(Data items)
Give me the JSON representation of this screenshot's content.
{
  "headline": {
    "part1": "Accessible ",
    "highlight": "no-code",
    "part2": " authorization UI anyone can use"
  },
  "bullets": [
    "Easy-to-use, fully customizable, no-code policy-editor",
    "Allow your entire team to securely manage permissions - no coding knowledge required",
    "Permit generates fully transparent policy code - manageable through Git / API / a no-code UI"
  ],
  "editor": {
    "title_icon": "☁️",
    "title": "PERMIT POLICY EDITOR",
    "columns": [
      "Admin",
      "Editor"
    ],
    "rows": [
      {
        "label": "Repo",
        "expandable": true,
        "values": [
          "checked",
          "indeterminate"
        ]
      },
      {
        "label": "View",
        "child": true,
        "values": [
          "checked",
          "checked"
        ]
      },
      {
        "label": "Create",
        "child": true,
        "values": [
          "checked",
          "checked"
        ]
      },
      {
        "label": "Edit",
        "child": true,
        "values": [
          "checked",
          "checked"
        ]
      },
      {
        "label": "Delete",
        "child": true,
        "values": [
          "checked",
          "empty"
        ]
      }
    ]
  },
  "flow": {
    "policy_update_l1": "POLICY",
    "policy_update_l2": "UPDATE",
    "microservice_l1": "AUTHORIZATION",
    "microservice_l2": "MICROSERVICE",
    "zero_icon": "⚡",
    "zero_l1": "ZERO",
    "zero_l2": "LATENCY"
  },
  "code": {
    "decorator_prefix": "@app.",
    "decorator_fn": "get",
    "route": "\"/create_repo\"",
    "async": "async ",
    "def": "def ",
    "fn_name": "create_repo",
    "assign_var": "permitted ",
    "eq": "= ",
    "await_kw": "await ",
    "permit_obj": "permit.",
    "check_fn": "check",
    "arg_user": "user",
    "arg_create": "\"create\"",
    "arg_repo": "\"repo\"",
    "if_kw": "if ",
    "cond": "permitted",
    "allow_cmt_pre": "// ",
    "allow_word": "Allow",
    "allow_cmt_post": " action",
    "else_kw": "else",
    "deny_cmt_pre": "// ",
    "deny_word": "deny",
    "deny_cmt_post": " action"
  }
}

◆ EXERCISE DESCRIPTION
Gather, from the listing above, every line carrying the word "action".

◆ EXPECTED ANSWER
    "allow_cmt_post": " action",
    "deny_cmt_post": " action"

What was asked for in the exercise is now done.